***** Exercise materials *****

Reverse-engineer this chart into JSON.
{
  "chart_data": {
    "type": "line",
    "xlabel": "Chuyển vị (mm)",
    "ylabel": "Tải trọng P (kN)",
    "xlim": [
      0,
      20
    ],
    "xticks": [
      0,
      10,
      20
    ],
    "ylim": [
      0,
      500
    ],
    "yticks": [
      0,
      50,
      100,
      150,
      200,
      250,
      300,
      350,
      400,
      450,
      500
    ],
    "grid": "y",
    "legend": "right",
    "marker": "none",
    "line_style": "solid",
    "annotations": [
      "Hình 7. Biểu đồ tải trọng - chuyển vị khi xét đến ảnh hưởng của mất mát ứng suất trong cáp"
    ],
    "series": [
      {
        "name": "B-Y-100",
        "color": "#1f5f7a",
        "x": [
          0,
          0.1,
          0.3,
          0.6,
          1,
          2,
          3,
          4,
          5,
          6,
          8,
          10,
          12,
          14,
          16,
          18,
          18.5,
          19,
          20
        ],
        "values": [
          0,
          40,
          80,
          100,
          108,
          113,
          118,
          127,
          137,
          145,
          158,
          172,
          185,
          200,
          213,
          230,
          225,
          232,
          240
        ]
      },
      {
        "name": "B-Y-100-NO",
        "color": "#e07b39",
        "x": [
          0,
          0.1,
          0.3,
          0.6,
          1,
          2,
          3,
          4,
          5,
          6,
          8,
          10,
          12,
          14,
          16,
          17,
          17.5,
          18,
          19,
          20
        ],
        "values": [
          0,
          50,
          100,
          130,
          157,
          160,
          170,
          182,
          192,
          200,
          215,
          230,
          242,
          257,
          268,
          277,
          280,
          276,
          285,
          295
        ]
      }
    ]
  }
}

*****

What is expected: Reproduce the records above exactly as they appear.

Solution for this exercise:
Reverse-engineer this chart into JSON.
{
  "chart_data": {
    "type": "line",
    "xlabel": "Chuyển vị (mm)",
    "ylabel": "Tải trọng P (kN)",
    "xlim": [
      0,
      20
    ],
    "xticks": [
      0,
      10,
      20
    ],
    "ylim": [
      0,
      500
    ],
    "yticks": [
      0,
      50,
      100,
      150,
      200,
      250,
      300,
      350,
      400,
      450,
      500
    ],
    "grid": "y",
    "legend": "right",
    "marker": "none",
    "line_style": "solid",
    "annotations": [
      "Hình 7. Biểu đồ tải trọng - chuyển vị khi xét đến ảnh hưởng của mất mát ứng suất trong cáp"
    ],
    "series": [
      {
        "name": "B-Y-100",
        "color": "#1f5f7a",
        "x": [
          0,
          0.1,
          0.3,
          0.6,
          1,
          2,
          3,
          4,
          5,
          6,
          8,
          10,
          12,
          14,
          16,
          18,
          18.5,
          19,
          20
        ],
        "values": [
          0,
          40,
          80,
          100,
          108,
          113,
          118,
          127,
          137,
          145,
          158,
          172,
          185,
          200,
          213,
          230,
          225,
          232,
          240
        ]
      },
      {
        "name": "B-Y-100-NO",
        "color": "#e07b39",
        "x": [
          0,
          0.1,
          0.3,
          0.6,
          1,
          2,
          3,
          4,
          5,
          6,
          8,
          10,
          12,
          14,
          16,
          17,
          17.5,
          18,
          19,
          20
        ],
        "values": [
          0,
          50,
          100,
          130,
          157,
          160,
          170,
          182,
          192,
          200,
          215,
          230,
          242,
          257,
          268,
          277,
          280,
          276,
          285,
          295
        ]
      }
    ]
  }
}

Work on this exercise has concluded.